[Saved entries]
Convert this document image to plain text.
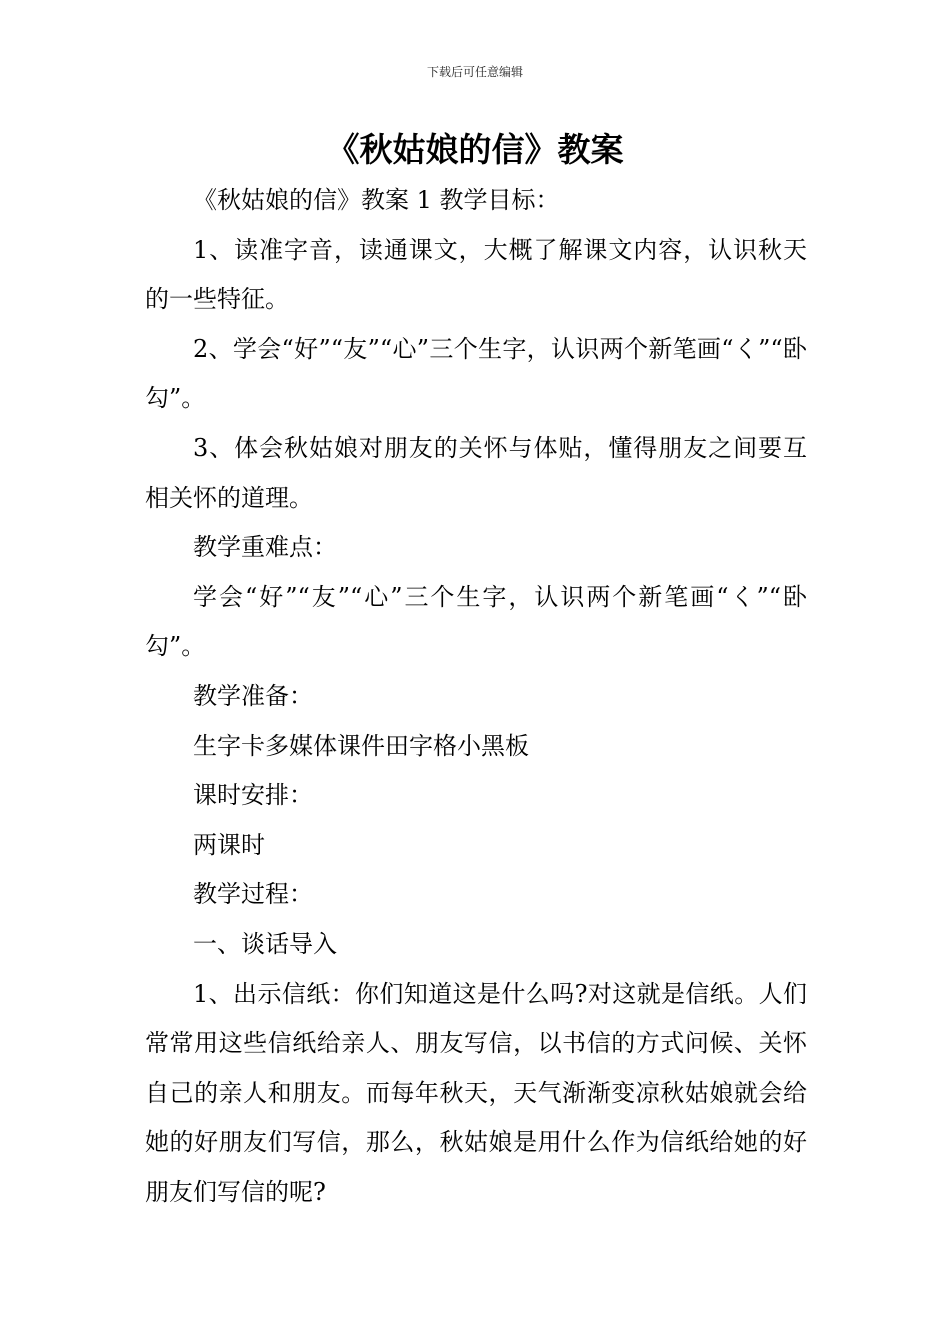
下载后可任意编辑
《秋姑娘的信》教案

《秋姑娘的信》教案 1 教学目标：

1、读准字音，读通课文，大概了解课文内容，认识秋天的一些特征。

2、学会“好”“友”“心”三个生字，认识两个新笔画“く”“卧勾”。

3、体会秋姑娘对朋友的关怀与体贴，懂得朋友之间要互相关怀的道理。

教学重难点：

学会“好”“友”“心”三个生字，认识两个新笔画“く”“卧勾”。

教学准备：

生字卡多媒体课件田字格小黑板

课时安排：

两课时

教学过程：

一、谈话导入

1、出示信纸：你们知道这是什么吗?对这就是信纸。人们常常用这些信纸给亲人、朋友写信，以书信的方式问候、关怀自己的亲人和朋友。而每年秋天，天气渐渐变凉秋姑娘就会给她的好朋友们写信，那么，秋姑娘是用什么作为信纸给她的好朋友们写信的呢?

--

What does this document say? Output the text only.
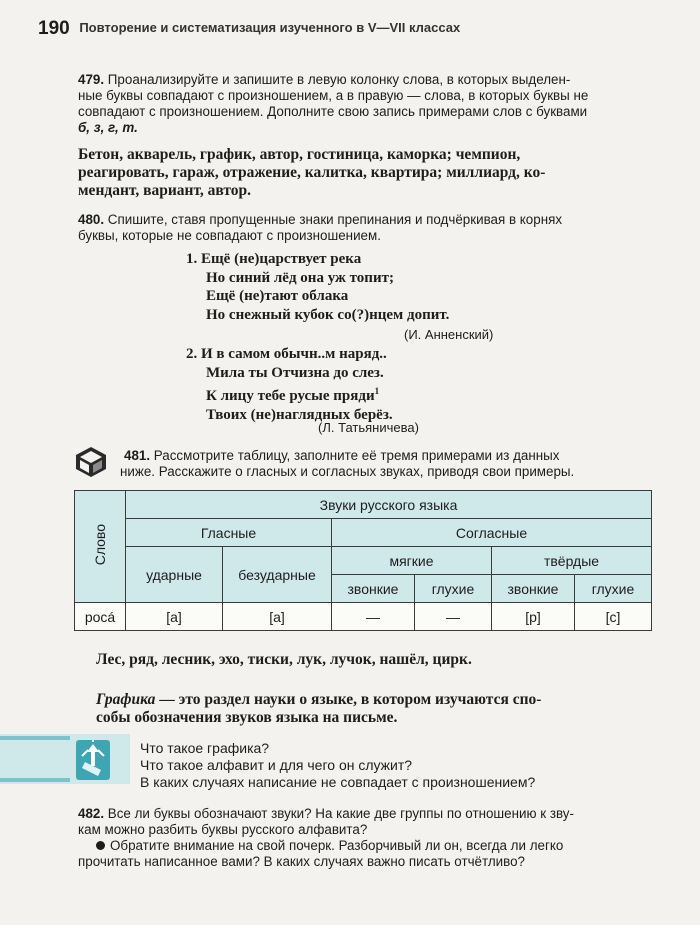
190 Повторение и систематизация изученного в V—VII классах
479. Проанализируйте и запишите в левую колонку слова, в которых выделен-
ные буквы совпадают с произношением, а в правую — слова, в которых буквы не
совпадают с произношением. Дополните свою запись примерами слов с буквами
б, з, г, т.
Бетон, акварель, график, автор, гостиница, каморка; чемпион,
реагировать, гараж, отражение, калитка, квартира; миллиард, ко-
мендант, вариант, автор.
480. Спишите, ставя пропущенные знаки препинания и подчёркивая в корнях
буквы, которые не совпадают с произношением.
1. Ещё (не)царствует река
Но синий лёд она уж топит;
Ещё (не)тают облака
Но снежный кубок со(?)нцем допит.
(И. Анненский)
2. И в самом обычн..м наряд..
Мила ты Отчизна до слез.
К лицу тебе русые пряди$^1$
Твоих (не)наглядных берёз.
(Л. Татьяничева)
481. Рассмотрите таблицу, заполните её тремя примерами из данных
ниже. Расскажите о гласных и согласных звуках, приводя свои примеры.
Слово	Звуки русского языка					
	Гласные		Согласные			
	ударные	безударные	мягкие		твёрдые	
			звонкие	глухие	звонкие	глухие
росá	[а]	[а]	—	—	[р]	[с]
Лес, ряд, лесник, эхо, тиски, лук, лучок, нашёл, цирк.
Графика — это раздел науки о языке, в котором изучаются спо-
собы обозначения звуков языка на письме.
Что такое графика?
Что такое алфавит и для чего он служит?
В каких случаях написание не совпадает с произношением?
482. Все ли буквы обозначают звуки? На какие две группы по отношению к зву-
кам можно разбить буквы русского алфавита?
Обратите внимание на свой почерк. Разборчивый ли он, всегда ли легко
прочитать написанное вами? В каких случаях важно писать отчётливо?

_TASK DIRECTIONS_
Copy every line of the listing that includes the string "认识两个新笔画".

_REPLY_
2、学会“好”“友”“心”三个生字，认识两个新笔画“く”“卧勾”。
学会“好”“友”“心”三个生字，认识两个新笔画“く”“卧勾”。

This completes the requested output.